§ INSTRUCTIONS FOR THE TASK: Determine how many lines hold "получения" and give only that number.

· · · · · · ·

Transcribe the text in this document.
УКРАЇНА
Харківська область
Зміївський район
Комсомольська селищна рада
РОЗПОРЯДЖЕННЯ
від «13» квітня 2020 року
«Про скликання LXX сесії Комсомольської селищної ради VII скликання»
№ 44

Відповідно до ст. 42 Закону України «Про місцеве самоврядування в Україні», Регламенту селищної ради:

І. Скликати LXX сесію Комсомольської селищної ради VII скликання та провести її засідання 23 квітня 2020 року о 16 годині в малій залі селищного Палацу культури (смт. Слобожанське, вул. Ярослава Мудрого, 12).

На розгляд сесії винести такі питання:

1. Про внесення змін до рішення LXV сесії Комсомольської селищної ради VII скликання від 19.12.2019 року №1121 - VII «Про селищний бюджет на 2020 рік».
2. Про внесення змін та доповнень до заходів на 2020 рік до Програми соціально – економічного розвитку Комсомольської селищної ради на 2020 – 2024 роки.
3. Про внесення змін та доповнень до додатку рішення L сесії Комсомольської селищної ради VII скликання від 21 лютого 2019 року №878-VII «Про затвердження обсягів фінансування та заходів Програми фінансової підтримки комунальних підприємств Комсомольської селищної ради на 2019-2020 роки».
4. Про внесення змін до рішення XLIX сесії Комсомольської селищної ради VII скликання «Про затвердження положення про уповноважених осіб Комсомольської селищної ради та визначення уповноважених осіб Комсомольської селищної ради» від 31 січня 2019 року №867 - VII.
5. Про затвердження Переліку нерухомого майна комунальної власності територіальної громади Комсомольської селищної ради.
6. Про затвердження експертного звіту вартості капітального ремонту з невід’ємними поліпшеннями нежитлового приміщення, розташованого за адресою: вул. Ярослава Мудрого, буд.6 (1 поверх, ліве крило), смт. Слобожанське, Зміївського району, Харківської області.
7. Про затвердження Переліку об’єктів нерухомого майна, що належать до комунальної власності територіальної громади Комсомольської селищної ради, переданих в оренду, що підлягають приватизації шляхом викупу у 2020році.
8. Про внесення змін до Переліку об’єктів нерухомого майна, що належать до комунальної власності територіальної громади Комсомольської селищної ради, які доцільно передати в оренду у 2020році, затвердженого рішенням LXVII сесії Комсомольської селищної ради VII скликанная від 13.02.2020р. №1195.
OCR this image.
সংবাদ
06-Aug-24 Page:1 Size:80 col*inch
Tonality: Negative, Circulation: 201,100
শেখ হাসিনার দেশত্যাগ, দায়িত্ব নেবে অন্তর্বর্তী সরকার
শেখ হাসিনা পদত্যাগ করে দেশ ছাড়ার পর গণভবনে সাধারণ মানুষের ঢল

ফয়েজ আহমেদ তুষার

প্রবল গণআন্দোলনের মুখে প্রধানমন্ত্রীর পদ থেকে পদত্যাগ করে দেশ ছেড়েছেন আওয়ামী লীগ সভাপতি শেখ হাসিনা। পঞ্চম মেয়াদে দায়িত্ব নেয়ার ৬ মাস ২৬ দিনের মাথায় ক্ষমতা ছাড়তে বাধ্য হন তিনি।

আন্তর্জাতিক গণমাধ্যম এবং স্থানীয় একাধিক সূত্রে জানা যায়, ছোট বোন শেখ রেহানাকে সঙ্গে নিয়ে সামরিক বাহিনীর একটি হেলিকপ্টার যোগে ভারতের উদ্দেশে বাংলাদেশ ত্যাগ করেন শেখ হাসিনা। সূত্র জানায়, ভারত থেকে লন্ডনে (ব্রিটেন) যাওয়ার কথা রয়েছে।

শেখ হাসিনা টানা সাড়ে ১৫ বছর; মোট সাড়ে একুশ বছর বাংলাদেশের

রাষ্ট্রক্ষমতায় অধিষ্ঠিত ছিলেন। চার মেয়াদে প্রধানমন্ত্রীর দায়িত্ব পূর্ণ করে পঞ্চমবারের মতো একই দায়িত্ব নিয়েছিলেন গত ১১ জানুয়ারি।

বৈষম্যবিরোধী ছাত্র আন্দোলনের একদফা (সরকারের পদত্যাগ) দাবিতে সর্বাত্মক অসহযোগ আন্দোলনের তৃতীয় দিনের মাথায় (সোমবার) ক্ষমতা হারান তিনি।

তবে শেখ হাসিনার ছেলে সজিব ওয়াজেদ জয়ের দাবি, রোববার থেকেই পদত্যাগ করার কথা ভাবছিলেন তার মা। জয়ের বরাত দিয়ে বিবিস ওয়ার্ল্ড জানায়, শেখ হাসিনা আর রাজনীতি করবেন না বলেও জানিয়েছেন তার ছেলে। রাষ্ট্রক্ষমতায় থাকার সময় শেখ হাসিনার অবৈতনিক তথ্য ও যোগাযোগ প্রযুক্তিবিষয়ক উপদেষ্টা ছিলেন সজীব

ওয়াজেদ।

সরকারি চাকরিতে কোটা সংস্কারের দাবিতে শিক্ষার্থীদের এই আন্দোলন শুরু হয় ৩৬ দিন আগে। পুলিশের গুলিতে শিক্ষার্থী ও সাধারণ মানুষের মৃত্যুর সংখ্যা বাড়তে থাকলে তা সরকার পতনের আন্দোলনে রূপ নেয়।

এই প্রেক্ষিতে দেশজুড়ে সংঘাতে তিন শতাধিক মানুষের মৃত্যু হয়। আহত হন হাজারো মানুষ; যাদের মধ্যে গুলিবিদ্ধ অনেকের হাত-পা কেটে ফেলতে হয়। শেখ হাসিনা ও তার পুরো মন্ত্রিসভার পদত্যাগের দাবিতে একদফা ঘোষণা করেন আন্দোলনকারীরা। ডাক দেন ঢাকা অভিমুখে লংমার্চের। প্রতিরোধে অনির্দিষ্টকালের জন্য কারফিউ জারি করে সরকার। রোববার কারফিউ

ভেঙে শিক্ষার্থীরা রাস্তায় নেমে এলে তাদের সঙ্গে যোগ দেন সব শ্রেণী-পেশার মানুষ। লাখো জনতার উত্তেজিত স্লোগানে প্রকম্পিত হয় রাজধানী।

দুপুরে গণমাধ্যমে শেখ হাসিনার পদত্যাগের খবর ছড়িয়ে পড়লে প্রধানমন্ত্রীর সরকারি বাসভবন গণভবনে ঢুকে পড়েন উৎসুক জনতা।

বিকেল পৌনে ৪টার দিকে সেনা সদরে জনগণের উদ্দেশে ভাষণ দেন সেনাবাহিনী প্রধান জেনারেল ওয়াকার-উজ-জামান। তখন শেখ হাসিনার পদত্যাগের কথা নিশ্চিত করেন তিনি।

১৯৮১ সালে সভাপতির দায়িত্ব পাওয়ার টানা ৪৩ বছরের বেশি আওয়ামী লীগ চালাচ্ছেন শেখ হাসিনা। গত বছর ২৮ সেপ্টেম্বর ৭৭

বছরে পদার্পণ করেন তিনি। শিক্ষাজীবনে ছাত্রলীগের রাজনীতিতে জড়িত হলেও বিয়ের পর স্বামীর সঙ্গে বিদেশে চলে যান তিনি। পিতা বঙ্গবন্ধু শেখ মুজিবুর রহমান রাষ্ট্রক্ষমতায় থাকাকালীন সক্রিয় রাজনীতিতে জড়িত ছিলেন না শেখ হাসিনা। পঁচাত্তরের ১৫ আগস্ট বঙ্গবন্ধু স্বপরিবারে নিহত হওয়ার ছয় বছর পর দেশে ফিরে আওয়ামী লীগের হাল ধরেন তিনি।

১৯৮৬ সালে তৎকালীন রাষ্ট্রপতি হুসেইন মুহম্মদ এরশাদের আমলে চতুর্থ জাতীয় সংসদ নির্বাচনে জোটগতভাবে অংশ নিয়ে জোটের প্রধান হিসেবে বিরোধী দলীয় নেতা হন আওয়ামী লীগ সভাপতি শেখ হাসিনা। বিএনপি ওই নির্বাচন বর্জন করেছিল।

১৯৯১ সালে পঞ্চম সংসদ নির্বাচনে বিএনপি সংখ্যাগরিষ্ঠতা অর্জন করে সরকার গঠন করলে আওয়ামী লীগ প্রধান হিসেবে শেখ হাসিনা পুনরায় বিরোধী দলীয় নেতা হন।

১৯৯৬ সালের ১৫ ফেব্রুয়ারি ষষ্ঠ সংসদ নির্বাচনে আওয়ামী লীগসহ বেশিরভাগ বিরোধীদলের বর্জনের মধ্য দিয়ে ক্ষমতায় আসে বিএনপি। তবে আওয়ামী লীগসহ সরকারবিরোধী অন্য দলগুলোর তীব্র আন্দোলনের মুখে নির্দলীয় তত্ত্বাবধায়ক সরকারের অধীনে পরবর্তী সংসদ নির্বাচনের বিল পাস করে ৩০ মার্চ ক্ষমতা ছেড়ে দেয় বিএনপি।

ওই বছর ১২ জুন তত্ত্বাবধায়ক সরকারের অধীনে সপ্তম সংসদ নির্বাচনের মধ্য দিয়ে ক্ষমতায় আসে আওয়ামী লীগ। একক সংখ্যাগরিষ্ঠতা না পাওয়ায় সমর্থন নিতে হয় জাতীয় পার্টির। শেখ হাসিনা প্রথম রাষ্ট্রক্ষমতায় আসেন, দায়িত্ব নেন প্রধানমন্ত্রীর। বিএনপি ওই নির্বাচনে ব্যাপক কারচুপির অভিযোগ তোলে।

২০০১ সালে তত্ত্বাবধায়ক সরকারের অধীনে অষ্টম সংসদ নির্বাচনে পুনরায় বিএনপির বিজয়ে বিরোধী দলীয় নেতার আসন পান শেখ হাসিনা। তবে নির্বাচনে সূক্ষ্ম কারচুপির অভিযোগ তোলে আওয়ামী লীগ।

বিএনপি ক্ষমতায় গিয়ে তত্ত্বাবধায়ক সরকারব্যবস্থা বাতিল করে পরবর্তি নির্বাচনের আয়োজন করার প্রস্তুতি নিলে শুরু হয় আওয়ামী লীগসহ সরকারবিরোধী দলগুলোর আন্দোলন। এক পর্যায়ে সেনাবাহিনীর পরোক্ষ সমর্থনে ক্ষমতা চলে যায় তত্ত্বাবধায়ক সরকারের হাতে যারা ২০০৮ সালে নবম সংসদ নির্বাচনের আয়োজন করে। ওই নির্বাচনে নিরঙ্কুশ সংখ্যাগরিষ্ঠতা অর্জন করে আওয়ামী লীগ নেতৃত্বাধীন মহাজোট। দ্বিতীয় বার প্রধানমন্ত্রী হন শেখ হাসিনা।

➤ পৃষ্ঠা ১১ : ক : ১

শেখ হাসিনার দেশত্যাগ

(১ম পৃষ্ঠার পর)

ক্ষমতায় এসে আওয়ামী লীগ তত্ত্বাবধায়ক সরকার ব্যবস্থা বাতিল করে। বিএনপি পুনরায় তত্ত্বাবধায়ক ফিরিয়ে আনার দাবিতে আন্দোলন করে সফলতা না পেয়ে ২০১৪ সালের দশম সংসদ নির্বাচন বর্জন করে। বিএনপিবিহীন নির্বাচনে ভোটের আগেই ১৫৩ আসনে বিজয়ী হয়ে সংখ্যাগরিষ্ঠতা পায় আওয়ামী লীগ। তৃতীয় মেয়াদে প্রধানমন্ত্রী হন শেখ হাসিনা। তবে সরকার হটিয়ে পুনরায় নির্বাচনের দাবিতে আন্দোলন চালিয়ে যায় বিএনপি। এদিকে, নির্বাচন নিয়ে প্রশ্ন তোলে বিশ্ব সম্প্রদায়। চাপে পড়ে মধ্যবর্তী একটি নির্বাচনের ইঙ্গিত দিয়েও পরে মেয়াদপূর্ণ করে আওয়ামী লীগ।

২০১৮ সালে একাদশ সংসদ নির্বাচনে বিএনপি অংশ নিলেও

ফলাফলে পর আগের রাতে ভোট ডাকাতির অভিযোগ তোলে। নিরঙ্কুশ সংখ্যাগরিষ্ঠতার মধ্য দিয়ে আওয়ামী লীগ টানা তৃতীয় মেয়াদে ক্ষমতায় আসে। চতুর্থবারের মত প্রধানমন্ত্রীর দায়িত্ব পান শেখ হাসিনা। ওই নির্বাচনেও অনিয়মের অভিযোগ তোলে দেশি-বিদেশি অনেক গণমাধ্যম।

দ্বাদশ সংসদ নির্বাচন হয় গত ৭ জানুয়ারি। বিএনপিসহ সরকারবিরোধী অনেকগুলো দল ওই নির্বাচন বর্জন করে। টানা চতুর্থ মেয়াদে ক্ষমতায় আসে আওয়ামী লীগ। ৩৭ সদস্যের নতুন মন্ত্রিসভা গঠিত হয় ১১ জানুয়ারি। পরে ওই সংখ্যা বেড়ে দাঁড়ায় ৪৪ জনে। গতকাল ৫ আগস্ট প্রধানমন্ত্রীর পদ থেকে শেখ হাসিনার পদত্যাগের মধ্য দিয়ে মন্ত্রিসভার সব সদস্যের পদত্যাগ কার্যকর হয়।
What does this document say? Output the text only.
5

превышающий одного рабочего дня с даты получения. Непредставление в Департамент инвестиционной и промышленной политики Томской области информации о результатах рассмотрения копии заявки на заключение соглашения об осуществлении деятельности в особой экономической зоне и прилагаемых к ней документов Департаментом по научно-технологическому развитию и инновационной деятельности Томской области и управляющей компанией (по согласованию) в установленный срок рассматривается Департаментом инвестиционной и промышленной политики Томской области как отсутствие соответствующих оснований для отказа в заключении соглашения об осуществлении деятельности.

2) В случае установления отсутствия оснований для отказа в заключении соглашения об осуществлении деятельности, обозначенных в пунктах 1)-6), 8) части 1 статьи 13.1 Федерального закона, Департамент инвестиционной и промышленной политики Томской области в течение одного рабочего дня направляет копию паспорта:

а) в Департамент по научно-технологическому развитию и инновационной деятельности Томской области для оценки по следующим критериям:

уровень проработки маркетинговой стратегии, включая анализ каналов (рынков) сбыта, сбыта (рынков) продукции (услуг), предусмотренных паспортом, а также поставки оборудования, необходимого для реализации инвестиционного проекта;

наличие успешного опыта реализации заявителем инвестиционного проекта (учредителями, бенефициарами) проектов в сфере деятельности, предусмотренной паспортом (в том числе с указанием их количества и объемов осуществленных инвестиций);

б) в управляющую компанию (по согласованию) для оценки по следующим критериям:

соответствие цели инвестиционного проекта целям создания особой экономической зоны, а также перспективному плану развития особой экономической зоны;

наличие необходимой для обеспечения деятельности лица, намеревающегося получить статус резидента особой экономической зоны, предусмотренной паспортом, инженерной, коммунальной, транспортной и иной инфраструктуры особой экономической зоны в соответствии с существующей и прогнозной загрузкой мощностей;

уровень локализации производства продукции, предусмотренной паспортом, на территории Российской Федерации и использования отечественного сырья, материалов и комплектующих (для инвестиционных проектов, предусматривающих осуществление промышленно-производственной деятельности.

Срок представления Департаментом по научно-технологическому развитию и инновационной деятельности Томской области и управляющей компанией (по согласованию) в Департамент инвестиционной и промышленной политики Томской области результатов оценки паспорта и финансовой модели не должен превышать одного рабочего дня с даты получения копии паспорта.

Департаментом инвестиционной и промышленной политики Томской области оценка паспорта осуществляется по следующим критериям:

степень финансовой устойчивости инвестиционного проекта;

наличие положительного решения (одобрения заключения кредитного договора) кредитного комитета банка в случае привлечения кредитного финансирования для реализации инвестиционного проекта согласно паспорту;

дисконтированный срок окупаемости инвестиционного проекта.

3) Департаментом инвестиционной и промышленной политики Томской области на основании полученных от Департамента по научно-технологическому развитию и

· · · · · · ·

§ EXPECTED ANSWER: 2